▸ Written exercise: In the listing below, locate the lines that hold "category" and copy them.

-- start of Exercise data --

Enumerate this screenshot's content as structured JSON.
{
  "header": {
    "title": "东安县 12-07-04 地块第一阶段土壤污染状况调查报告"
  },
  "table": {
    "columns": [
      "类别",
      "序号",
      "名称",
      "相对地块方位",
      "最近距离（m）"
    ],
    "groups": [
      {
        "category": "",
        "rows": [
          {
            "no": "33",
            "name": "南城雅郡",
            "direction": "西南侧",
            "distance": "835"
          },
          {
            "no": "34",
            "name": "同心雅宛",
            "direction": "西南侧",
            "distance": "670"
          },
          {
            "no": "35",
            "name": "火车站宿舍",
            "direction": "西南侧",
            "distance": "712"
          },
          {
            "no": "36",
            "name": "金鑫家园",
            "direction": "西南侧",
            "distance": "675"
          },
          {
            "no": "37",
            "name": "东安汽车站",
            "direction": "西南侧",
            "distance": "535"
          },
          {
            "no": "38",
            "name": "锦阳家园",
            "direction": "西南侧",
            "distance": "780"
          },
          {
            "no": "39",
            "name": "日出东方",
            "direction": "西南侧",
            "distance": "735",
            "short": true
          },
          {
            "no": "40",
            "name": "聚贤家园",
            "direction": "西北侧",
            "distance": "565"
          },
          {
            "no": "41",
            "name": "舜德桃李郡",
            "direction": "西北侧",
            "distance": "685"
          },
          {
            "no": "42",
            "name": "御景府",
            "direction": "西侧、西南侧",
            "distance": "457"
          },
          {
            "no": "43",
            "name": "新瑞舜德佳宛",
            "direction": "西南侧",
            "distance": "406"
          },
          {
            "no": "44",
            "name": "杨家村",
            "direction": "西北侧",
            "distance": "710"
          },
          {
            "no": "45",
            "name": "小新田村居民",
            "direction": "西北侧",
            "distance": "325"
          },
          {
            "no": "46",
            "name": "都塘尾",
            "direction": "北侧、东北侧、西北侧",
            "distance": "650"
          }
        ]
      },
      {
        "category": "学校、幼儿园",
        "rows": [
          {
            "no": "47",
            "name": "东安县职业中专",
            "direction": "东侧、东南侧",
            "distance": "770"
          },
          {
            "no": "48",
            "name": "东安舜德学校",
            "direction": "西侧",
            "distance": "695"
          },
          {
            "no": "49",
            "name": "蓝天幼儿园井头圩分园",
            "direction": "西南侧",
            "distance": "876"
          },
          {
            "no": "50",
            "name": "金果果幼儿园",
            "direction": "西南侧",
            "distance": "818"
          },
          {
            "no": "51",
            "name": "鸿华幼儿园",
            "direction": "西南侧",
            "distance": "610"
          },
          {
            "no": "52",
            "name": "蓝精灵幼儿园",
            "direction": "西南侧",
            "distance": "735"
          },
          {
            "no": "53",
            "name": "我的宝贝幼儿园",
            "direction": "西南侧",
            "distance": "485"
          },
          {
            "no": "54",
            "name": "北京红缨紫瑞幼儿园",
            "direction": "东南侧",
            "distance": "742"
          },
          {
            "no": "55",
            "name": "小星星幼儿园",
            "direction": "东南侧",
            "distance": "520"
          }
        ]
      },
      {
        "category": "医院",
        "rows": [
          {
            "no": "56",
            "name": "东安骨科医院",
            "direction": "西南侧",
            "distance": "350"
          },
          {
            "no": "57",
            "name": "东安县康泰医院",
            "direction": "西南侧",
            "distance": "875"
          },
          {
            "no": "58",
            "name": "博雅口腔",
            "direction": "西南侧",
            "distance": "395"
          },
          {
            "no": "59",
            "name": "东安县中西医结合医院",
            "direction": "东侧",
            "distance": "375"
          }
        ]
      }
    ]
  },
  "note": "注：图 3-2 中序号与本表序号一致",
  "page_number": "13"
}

-- end of Exercise data --

▸ Answer to the task:
        "category": "",
        "category": "学校、幼儿园",
        "category": "医院",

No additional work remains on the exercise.